§ **OBJECTIVE**
From the listing below, copy every line with the word "Residue".

Entries with figure data:
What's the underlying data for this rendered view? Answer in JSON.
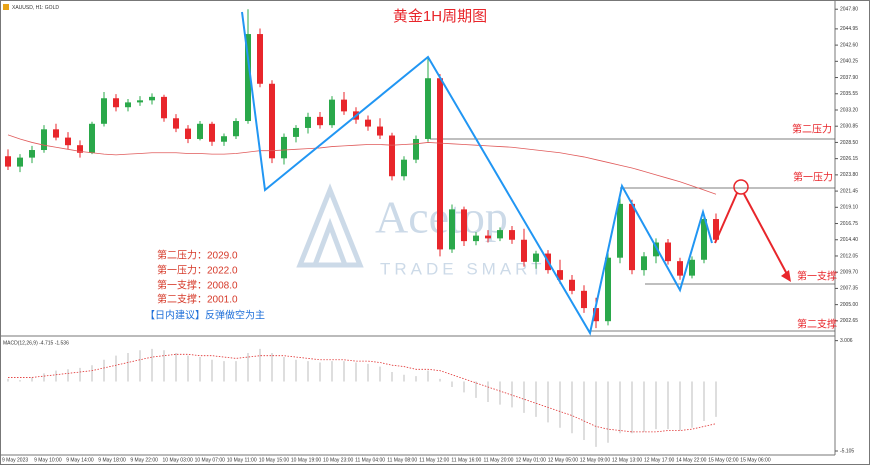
{
  "chart_data": [
    {
      "type": "candlestick",
      "title": "黄金1H周期图",
      "symbol_label": "XAUUSD, H1: GOLD",
      "open": [
        2026.5,
        2025.0,
        2026.3,
        2027.4,
        2030.4,
        2029.2,
        2028.1,
        2027.0,
        2031.2,
        2034.9,
        2033.6,
        2034.3,
        2034.6,
        2035.1,
        2032.0,
        2030.5,
        2029.0,
        2031.2,
        2028.6,
        2029.4,
        2031.6,
        2044.2,
        2037.0,
        2026.2,
        2029.3,
        2030.6,
        2032.2,
        2031.0,
        2034.7,
        2033.0,
        2031.8,
        2030.8,
        2029.5,
        2023.6,
        2026.0,
        2029.0,
        2037.8,
        2013.0,
        2018.8,
        2014.2,
        2015.0,
        2014.6,
        2015.8,
        2014.4,
        2011.2,
        2012.4,
        2010.0,
        2008.6,
        2007.0,
        2004.5,
        2002.6,
        2011.8,
        2019.6,
        2010.0,
        2012.0,
        2014.0,
        2011.3,
        2009.2,
        2011.5,
        2017.4
      ],
      "high": [
        2027.5,
        2026.8,
        2028.0,
        2031.0,
        2031.2,
        2030.0,
        2028.8,
        2031.5,
        2035.8,
        2035.5,
        2034.8,
        2035.2,
        2035.6,
        2035.4,
        2032.6,
        2031.0,
        2031.6,
        2031.5,
        2029.8,
        2032.0,
        2047.8,
        2045.0,
        2037.5,
        2029.8,
        2031.0,
        2032.8,
        2032.9,
        2035.2,
        2035.8,
        2033.6,
        2032.4,
        2032.0,
        2029.9,
        2026.5,
        2029.5,
        2040.8,
        2038.4,
        2019.5,
        2019.2,
        2015.5,
        2015.8,
        2016.2,
        2016.4,
        2016.0,
        2012.8,
        2012.9,
        2011.5,
        2009.3,
        2007.8,
        2006.0,
        2012.5,
        2020.6,
        2020.2,
        2012.6,
        2014.6,
        2014.5,
        2011.8,
        2012.0,
        2018.0,
        2018.2
      ],
      "low": [
        2024.5,
        2024.2,
        2025.5,
        2027.0,
        2028.8,
        2027.5,
        2026.3,
        2026.8,
        2030.8,
        2033.0,
        2033.0,
        2033.8,
        2034.0,
        2031.5,
        2030.0,
        2028.4,
        2028.8,
        2028.0,
        2028.0,
        2029.0,
        2031.2,
        2036.5,
        2025.5,
        2025.3,
        2028.5,
        2029.8,
        2030.5,
        2030.6,
        2032.5,
        2031.2,
        2030.2,
        2029.0,
        2023.0,
        2023.0,
        2025.5,
        2028.6,
        2012.0,
        2012.5,
        2013.5,
        2013.6,
        2014.0,
        2014.2,
        2013.8,
        2010.5,
        2010.2,
        2009.5,
        2008.0,
        2006.5,
        2003.8,
        2001.6,
        2002.0,
        2011.0,
        2009.4,
        2009.2,
        2011.0,
        2010.8,
        2008.6,
        2008.8,
        2011.0,
        2014.2
      ],
      "close": [
        2025.0,
        2026.3,
        2027.4,
        2030.4,
        2029.2,
        2028.1,
        2027.0,
        2031.2,
        2034.9,
        2033.6,
        2034.3,
        2034.6,
        2035.1,
        2032.0,
        2030.5,
        2029.0,
        2031.2,
        2028.6,
        2029.4,
        2031.6,
        2044.2,
        2037.0,
        2026.2,
        2029.3,
        2030.6,
        2032.2,
        2031.0,
        2034.7,
        2033.0,
        2031.8,
        2030.8,
        2029.5,
        2023.6,
        2026.0,
        2029.0,
        2037.8,
        2013.0,
        2018.8,
        2014.2,
        2015.0,
        2014.6,
        2015.8,
        2014.4,
        2011.2,
        2012.4,
        2010.0,
        2008.6,
        2007.0,
        2004.5,
        2002.6,
        2011.8,
        2019.6,
        2010.0,
        2012.0,
        2014.0,
        2011.3,
        2009.2,
        2011.5,
        2017.4,
        2014.4
      ],
      "up_color": "#2aa84a",
      "down_color": "#e8262b",
      "ma": {
        "color": "#e05a5a",
        "values": [
          2029.6,
          2029.0,
          2028.5,
          2028.1,
          2027.8,
          2027.5,
          2027.2,
          2027.0,
          2026.8,
          2026.7,
          2026.8,
          2026.9,
          2027.0,
          2027.0,
          2027.0,
          2026.9,
          2026.9,
          2026.8,
          2026.8,
          2026.9,
          2027.1,
          2027.3,
          2027.3,
          2027.4,
          2027.5,
          2027.6,
          2027.7,
          2027.9,
          2028.0,
          2028.1,
          2028.2,
          2028.2,
          2028.1,
          2028.2,
          2028.3,
          2028.5,
          2028.4,
          2028.3,
          2028.2,
          2028.1,
          2028.0,
          2027.9,
          2027.8,
          2027.6,
          2027.4,
          2027.2,
          2027.0,
          2026.7,
          2026.4,
          2026.0,
          2025.6,
          2025.2,
          2024.8,
          2024.3,
          2023.8,
          2023.3,
          2022.8,
          2022.2,
          2021.6,
          2021.0
        ]
      },
      "ylim": [
        2000.6,
        2048.7
      ],
      "yticks": [
        {
          "value": 2047.8,
          "label": "2047.80"
        },
        2044.95,
        {
          "value": 2042.6,
          "label": "2042.60"
        },
        2040.25,
        {
          "value": 2037.9,
          "label": "2037.90"
        },
        2035.55,
        {
          "value": 2033.2,
          "label": "2033.20"
        },
        2030.85,
        {
          "value": 2028.5,
          "label": "2028.50"
        },
        2026.15,
        {
          "value": 2023.8,
          "label": "2023.80"
        },
        2021.45,
        {
          "value": 2019.1,
          "label": "2019.10"
        },
        2016.75,
        {
          "value": 2014.4,
          "label": "2014.40"
        },
        2012.05,
        {
          "value": 2009.7,
          "label": "2009.70"
        },
        2007.35,
        {
          "value": 2005.0,
          "label": "2005.00"
        },
        2002.65
      ],
      "x_labels": [
        "9 May 2023",
        "9 May 10:00",
        "9 May 14:00",
        "9 May 18:00",
        "9 May 22:00",
        "10 May 03:00",
        "10 May 07:00",
        "10 May 11:00",
        "10 May 15:00",
        "10 May 19:00",
        "10 May 23:00",
        "11 May 04:00",
        "11 May 08:00",
        "11 May 12:00",
        "11 May 16:00",
        "11 May 20:00",
        "12 May 01:00",
        "12 May 05:00",
        "12 May 09:00",
        "12 May 13:00",
        "12 May 17:00",
        "14 May 22:00",
        "15 May 02:00",
        "15 May 06:00"
      ]
    },
    {
      "type": "macd",
      "label": "MACD(12,26,9) -4.715 -1.536",
      "values": [
        0.2,
        0.1,
        0.3,
        0.6,
        0.8,
        0.9,
        1.0,
        1.2,
        1.6,
        1.9,
        2.1,
        2.3,
        2.4,
        2.3,
        2.1,
        1.9,
        1.8,
        1.6,
        1.5,
        1.5,
        2.1,
        2.4,
        2.1,
        1.8,
        1.6,
        1.5,
        1.4,
        1.5,
        1.5,
        1.4,
        1.3,
        1.1,
        0.7,
        0.5,
        0.4,
        0.8,
        0.2,
        -0.4,
        -0.8,
        -1.2,
        -1.5,
        -1.7,
        -1.9,
        -2.3,
        -2.6,
        -3.0,
        -3.4,
        -3.8,
        -4.3,
        -4.8,
        -4.5,
        -3.8,
        -3.8,
        -3.7,
        -3.5,
        -3.5,
        -3.6,
        -3.4,
        -2.9,
        -2.6
      ],
      "signal": [
        0.3,
        0.3,
        0.3,
        0.4,
        0.5,
        0.6,
        0.7,
        0.8,
        1.0,
        1.2,
        1.4,
        1.6,
        1.8,
        1.9,
        2.0,
        2.0,
        1.9,
        1.9,
        1.8,
        1.7,
        1.8,
        1.9,
        1.9,
        1.9,
        1.8,
        1.7,
        1.6,
        1.6,
        1.6,
        1.5,
        1.5,
        1.4,
        1.2,
        1.1,
        0.9,
        0.9,
        0.8,
        0.5,
        0.2,
        -0.1,
        -0.4,
        -0.7,
        -1.0,
        -1.3,
        -1.6,
        -1.9,
        -2.2,
        -2.5,
        -2.9,
        -3.3,
        -3.5,
        -3.6,
        -3.7,
        -3.7,
        -3.7,
        -3.6,
        -3.6,
        -3.5,
        -3.3,
        -3.1
      ],
      "bar_color": "#bdbdbd",
      "signal_color": "#e03030",
      "ylim": [
        -5.4,
        3.2
      ],
      "yticks": [
        3.006,
        -5.105
      ]
    }
  ],
  "annotations": {
    "level_labels": [
      "第二压力",
      "第一压力",
      "第一支撑",
      "第二支撑"
    ],
    "notes": [
      "第二压力：2029.0",
      "第一压力：2022.0",
      "第一支撑：2008.0",
      "第二支撑：2001.0"
    ],
    "advice": "【日内建议】反弹做空为主"
  },
  "watermark": {
    "name": "Acetop",
    "tagline": "TRADE SMART"
  }
}
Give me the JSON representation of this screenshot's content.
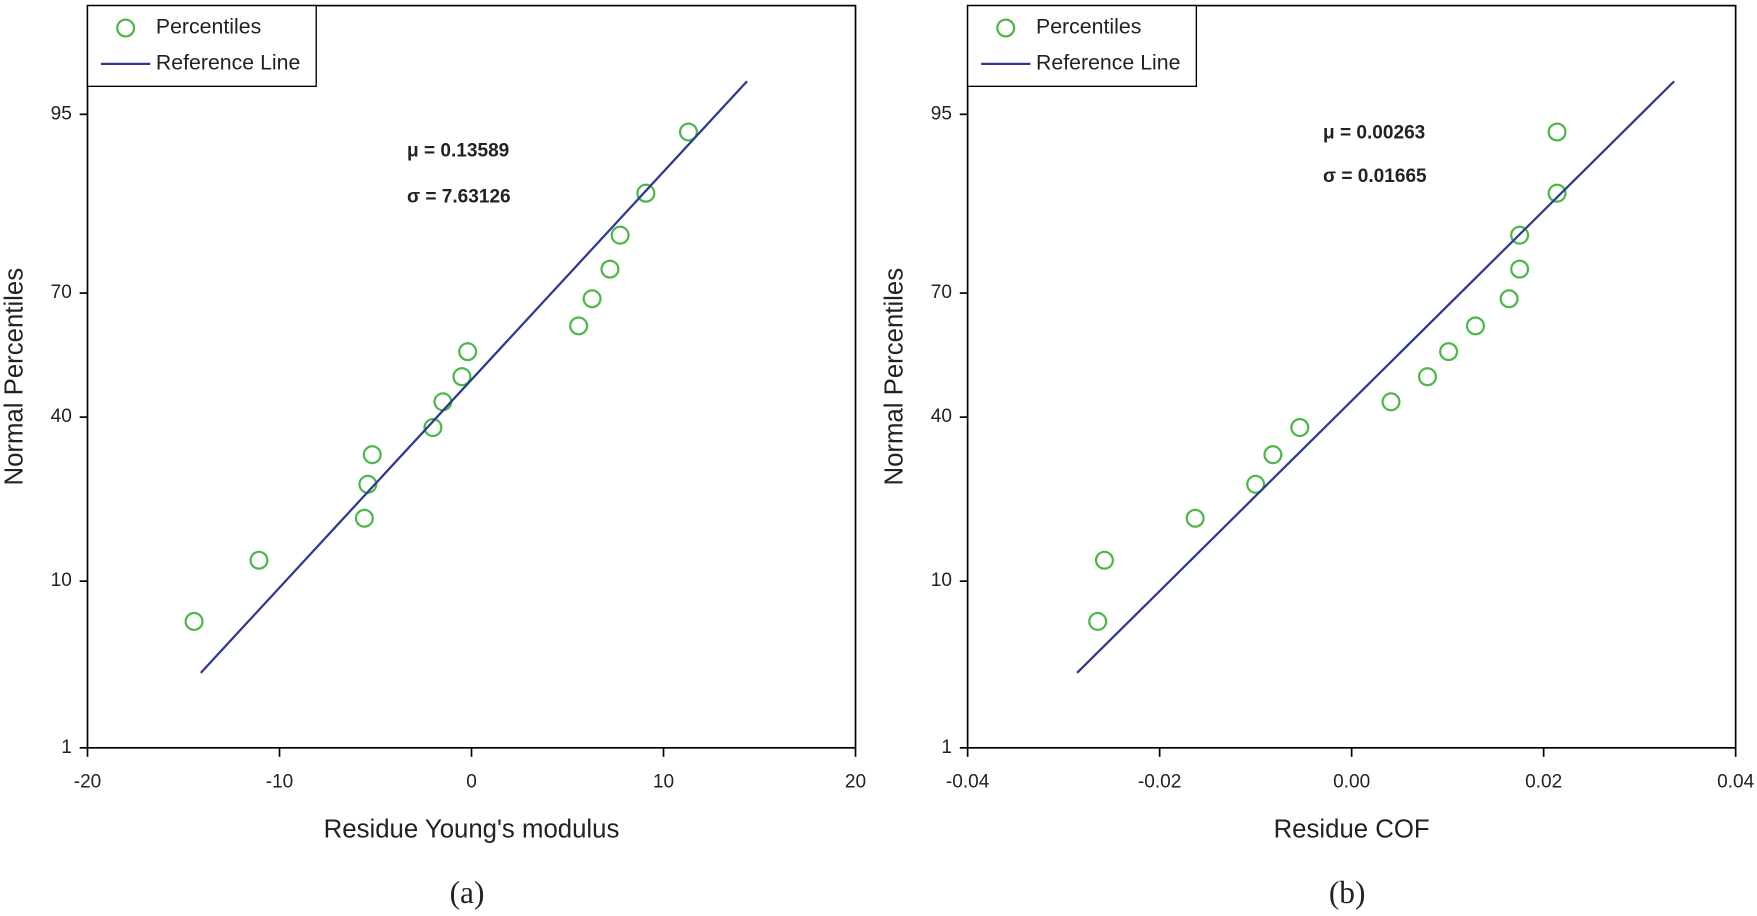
{
  "chart_data": [
    {
      "type": "scatter",
      "yscale": "probit",
      "xlabel": "Residue Young's modulus",
      "ylabel": "Normal Percentiles",
      "xlim": [
        -20,
        20
      ],
      "xticks": [
        -20,
        -10,
        0,
        10,
        20
      ],
      "ylim": [
        1,
        99
      ],
      "yticks": [
        1,
        10,
        40,
        70,
        95
      ],
      "legend": "top-left",
      "annotations": [
        "μ = 0.13589",
        "σ = 7.63126"
      ],
      "caption": "(a)",
      "series": [
        {
          "name": "Percentiles",
          "type": "scatter",
          "color": "#4db848",
          "x": [
            -14.45,
            -11.07,
            -5.58,
            -5.4,
            -5.17,
            -2.01,
            -1.49,
            -0.5,
            -0.2,
            5.58,
            6.28,
            7.21,
            7.74,
            9.08,
            11.3
          ],
          "values": [
            6.25,
            12.5,
            18.75,
            25,
            31.25,
            37.5,
            43.75,
            50,
            56.25,
            62.5,
            68.75,
            75,
            81.25,
            87.5,
            93.75
          ]
        },
        {
          "name": "Reference Line",
          "type": "line",
          "color": "#2b3990",
          "x": [
            -14.1,
            14.35
          ],
          "values": [
            3.17,
            96.8
          ]
        }
      ]
    },
    {
      "type": "scatter",
      "yscale": "probit",
      "xlabel": "Residue COF",
      "ylabel": "Normal Percentiles",
      "xlim": [
        -0.04,
        0.04
      ],
      "xticks": [
        -0.04,
        -0.02,
        {
          "value": 0,
          "label": "0.00"
        },
        0.02,
        0.04
      ],
      "ylim": [
        1,
        99
      ],
      "yticks": [
        1,
        10,
        40,
        70,
        95
      ],
      "legend": "top-left",
      "annotations": [
        "μ = 0.00263",
        "σ = 0.01665"
      ],
      "caption": "(b)",
      "series": [
        {
          "name": "Percentiles",
          "type": "scatter",
          "color": "#4db848",
          "x": [
            -0.02645,
            -0.02575,
            -0.0163,
            -0.01,
            -0.0082,
            -0.0054,
            0.0041,
            0.0079,
            0.0101,
            0.0129,
            0.0164,
            0.0175,
            0.0175,
            0.0214,
            0.0214
          ],
          "values": [
            6.25,
            12.5,
            18.75,
            25,
            31.25,
            37.5,
            43.75,
            50,
            56.25,
            62.5,
            68.75,
            75,
            81.25,
            87.5,
            93.75
          ]
        },
        {
          "name": "Reference Line",
          "type": "line",
          "color": "#2b3990",
          "x": [
            -0.0286,
            0.0336
          ],
          "values": [
            3.17,
            96.8
          ]
        }
      ]
    }
  ]
}
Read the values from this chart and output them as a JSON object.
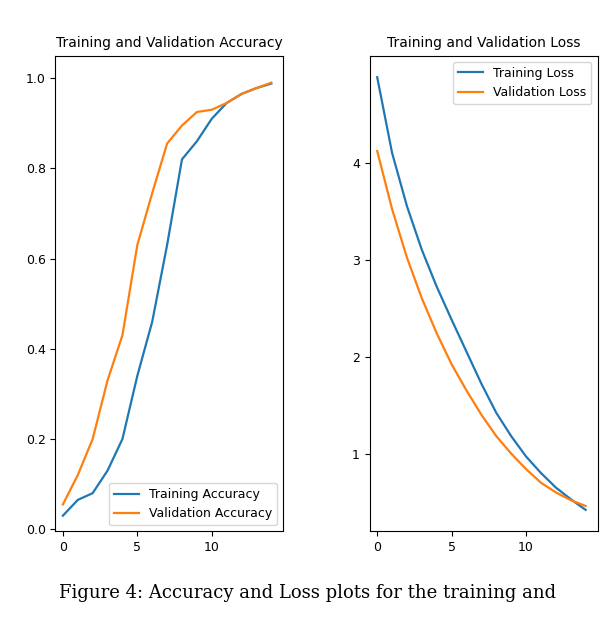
{
  "acc_title": "Training and Validation Accuracy",
  "loss_title": "Training and Validation Loss",
  "caption": "Figure 4: Accuracy and Loss plots for the training and",
  "acc_train_color": "#1f77b4",
  "acc_val_color": "#ff7f0e",
  "loss_train_color": "#1f77b4",
  "loss_val_color": "#ff7f0e",
  "epochs": [
    0,
    1,
    2,
    3,
    4,
    5,
    6,
    7,
    8,
    9,
    10,
    11,
    12,
    13,
    14
  ],
  "train_acc": [
    0.03,
    0.065,
    0.08,
    0.13,
    0.2,
    0.34,
    0.46,
    0.63,
    0.82,
    0.86,
    0.91,
    0.945,
    0.965,
    0.978,
    0.988
  ],
  "val_acc": [
    0.055,
    0.12,
    0.2,
    0.33,
    0.43,
    0.63,
    0.745,
    0.855,
    0.895,
    0.925,
    0.93,
    0.945,
    0.965,
    0.978,
    0.99
  ],
  "train_loss": [
    4.88,
    4.1,
    3.55,
    3.1,
    2.72,
    2.38,
    2.05,
    1.72,
    1.42,
    1.18,
    0.97,
    0.8,
    0.65,
    0.53,
    0.42
  ],
  "val_loss": [
    4.12,
    3.52,
    3.02,
    2.6,
    2.24,
    1.92,
    1.65,
    1.4,
    1.18,
    1.0,
    0.84,
    0.7,
    0.6,
    0.52,
    0.46
  ],
  "acc_ylim": [
    -0.005,
    1.05
  ],
  "loss_ylim_auto": true,
  "loss_yticks": [
    1,
    2,
    3,
    4
  ],
  "acc_yticks": [
    0.0,
    0.2,
    0.4,
    0.6,
    0.8,
    1.0
  ],
  "xlim": [
    -0.5,
    14.8
  ],
  "xticks": [
    0,
    5,
    10
  ],
  "legend_acc_labels": [
    "Training Accuracy",
    "Validation Accuracy"
  ],
  "legend_loss_labels": [
    "Training Loss",
    "Validation Loss"
  ],
  "legend_acc_loc": "lower right",
  "legend_loss_loc": "upper right",
  "linewidth": 1.6,
  "title_fontsize": 10,
  "tick_fontsize": 9,
  "legend_fontsize": 9,
  "caption_fontsize": 13,
  "background_color": "#ffffff"
}
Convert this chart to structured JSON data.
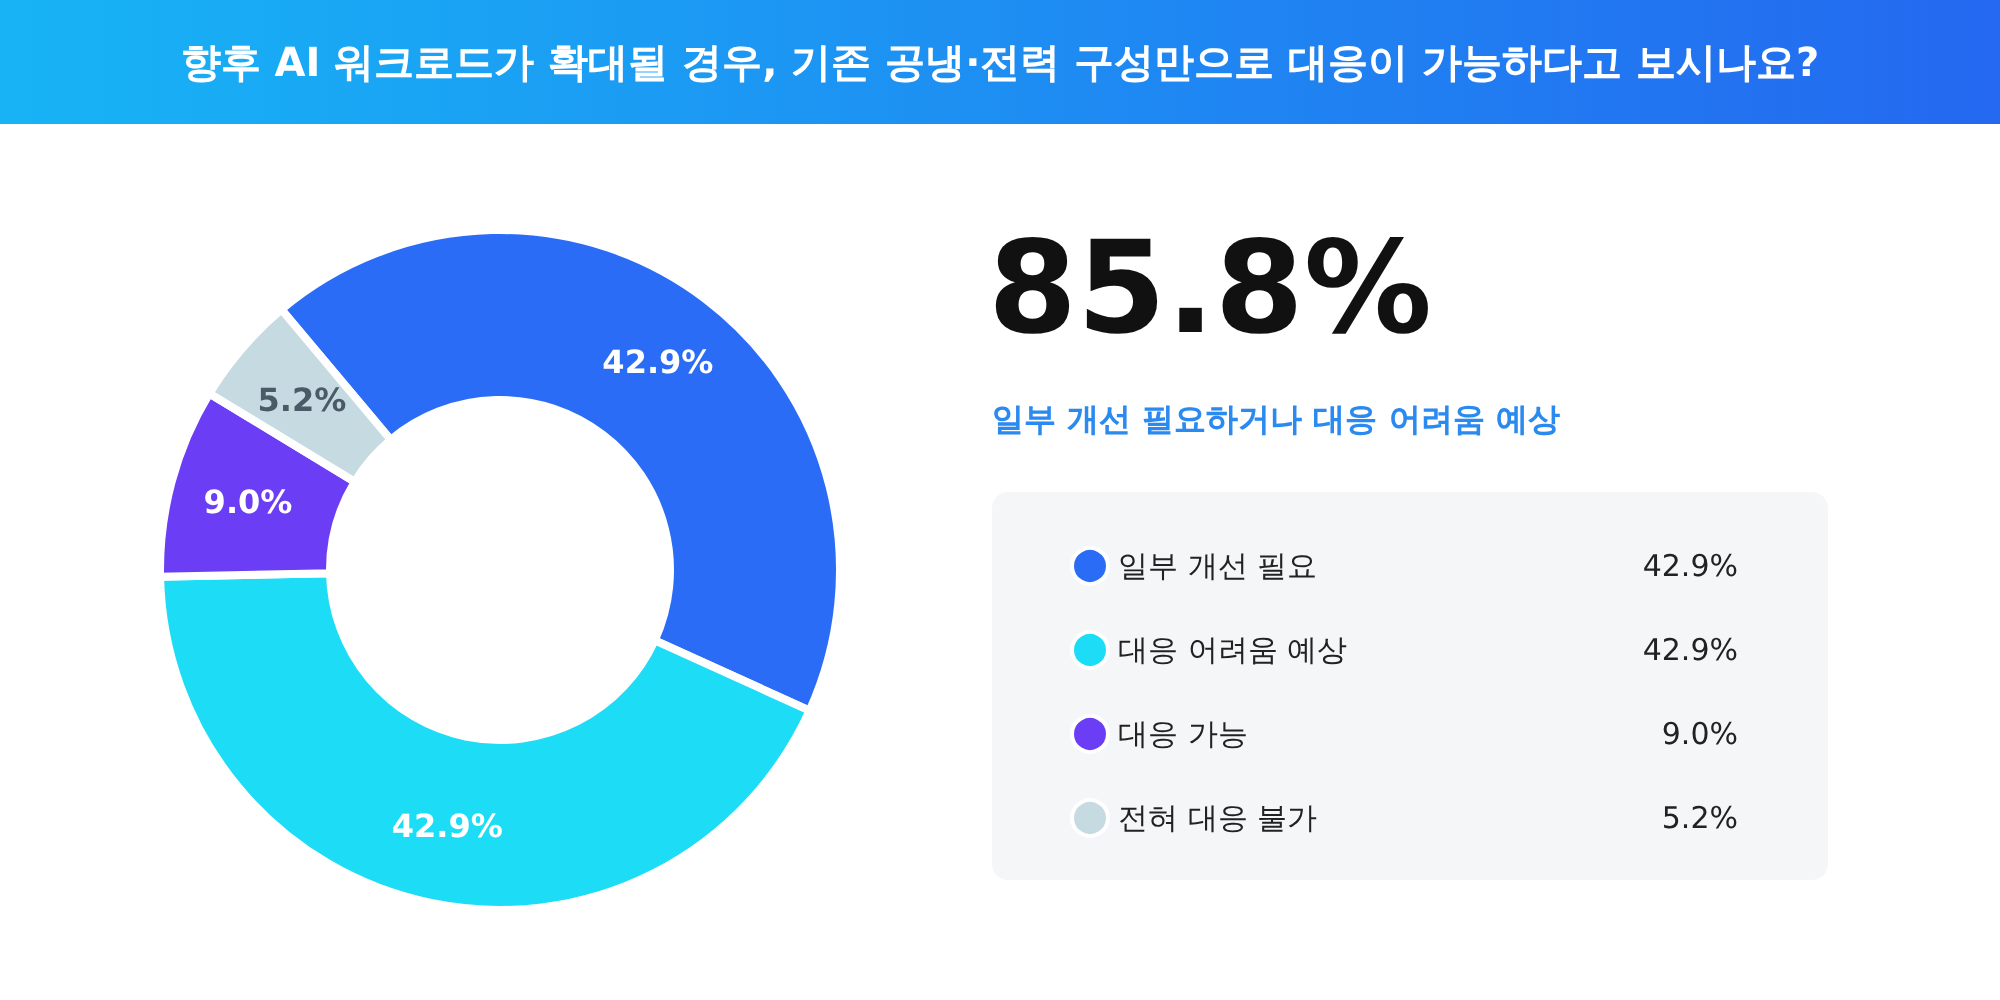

§ **ANSWER TO THE EXERCISE**
      "xlabel": "Residue Young's modulus",
      "xlabel": "Residue COF",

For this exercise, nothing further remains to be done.